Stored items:

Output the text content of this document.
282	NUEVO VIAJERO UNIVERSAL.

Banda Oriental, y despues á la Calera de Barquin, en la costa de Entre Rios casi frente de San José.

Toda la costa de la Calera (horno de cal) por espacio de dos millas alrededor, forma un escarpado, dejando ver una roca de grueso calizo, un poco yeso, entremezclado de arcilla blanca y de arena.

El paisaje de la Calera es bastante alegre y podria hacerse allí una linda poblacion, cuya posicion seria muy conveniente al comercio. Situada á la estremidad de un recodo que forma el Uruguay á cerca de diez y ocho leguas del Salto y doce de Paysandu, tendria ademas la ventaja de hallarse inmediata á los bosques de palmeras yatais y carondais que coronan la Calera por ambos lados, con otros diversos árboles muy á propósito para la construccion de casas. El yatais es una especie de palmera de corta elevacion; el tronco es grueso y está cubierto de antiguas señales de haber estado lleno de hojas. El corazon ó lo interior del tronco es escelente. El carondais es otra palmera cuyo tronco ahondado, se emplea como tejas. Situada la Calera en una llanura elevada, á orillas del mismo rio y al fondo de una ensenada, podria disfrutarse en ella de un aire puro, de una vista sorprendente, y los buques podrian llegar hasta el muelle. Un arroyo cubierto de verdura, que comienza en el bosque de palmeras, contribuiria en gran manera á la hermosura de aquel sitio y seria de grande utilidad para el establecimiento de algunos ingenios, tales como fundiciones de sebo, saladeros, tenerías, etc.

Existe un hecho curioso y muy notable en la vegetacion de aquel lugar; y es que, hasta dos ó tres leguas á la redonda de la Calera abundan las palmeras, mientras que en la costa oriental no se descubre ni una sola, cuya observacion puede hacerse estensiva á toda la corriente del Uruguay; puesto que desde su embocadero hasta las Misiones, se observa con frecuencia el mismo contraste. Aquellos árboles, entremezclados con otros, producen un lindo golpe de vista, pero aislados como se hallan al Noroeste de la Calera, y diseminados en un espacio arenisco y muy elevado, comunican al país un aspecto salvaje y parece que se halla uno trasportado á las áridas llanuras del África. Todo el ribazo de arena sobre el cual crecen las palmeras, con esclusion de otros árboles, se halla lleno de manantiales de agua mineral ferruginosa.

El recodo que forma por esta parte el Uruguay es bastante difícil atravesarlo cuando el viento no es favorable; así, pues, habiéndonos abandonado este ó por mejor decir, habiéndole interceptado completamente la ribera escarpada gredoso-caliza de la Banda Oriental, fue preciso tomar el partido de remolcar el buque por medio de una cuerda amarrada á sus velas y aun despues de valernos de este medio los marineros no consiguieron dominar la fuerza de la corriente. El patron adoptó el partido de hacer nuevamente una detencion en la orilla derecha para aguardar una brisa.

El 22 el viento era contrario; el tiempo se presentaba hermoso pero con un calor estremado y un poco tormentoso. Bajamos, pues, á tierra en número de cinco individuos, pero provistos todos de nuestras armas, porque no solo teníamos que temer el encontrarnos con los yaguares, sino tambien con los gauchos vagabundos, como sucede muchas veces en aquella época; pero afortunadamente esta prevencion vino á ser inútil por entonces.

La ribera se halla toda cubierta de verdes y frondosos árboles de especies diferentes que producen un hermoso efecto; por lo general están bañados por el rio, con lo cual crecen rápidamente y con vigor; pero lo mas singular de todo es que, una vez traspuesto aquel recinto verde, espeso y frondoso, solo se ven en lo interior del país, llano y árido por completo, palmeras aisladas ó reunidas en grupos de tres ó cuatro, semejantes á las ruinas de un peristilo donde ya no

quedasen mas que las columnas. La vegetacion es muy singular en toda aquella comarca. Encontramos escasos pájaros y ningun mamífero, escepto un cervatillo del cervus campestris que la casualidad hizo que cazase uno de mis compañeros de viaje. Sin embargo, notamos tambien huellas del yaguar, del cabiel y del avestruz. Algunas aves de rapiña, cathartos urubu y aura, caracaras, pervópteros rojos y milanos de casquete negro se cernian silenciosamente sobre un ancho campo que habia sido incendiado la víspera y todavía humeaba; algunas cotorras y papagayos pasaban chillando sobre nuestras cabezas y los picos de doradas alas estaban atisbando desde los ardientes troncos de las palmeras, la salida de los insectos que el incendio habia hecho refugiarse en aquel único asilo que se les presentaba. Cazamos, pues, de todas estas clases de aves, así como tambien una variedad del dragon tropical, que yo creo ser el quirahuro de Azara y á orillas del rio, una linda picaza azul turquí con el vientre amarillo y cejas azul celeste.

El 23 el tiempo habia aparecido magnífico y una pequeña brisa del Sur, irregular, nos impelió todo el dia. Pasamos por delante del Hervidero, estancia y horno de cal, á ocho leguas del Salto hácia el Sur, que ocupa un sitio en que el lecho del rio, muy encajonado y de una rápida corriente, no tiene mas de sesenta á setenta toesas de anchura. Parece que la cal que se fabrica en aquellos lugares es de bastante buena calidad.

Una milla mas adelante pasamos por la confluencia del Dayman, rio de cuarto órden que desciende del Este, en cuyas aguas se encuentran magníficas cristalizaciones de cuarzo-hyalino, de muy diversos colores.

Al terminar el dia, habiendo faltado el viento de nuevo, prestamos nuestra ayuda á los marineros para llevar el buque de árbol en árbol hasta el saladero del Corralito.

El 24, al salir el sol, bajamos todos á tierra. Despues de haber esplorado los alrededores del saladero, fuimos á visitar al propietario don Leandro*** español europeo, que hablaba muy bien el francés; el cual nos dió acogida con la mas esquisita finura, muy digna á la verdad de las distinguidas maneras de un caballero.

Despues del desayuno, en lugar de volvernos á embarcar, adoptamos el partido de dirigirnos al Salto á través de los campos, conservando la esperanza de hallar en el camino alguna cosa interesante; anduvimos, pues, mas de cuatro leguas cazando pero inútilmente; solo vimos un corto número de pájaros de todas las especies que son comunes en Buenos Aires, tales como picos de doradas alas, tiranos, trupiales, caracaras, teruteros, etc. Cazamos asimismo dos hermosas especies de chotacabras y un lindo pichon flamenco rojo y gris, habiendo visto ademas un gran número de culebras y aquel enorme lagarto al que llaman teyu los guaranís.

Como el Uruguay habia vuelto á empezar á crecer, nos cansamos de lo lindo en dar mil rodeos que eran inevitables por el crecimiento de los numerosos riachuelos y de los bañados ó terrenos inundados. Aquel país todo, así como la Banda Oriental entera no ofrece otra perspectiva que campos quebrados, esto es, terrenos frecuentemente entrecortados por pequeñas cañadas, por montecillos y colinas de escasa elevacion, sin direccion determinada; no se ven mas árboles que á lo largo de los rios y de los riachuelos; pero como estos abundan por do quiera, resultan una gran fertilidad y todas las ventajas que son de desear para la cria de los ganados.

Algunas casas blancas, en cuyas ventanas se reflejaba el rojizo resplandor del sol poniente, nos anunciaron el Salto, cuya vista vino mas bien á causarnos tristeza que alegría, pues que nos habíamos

## [Task to complete]
Find the word "costa" in the entries above and gather every line that holds it.

## [Reply to the task]
Banda Oriental, y despues á la Calera de Barquin, en la costa de Entre Rios casi frente de San José.
Toda la costa de la Calera (horno de cal) por espacio de dos millas alrededor, forma un escarpado, dejando ver una roca de grueso calizo, un poco yeso, entremezclado de arcilla blanca y de arena.
Existe un hecho curioso y muy notable en la vegetacion de aquel lugar; y es que, hasta dos ó tres leguas á la redonda de la Calera abundan las palmeras, mientras que en la costa oriental no se descubre ni una sola, cuya observacion puede hacerse estensiva á toda la corriente del Uruguay; puesto que desde su embocadero hasta las Misiones, se observa con frecuencia el mismo contraste. Aquellos árboles, entremezclados con otros, producen un lindo golpe de vista, pero aislados como se hallan al Noroeste de la Calera, y diseminados en un espacio arenisco y muy elevado, comunican al país un aspecto salvaje y parece que se halla uno trasportado á las áridas llanuras del África. Todo el ribazo de arena sobre el cual crecen las palmeras, con esclusion de otros árboles, se halla lleno de manantiales de agua mineral ferruginosa.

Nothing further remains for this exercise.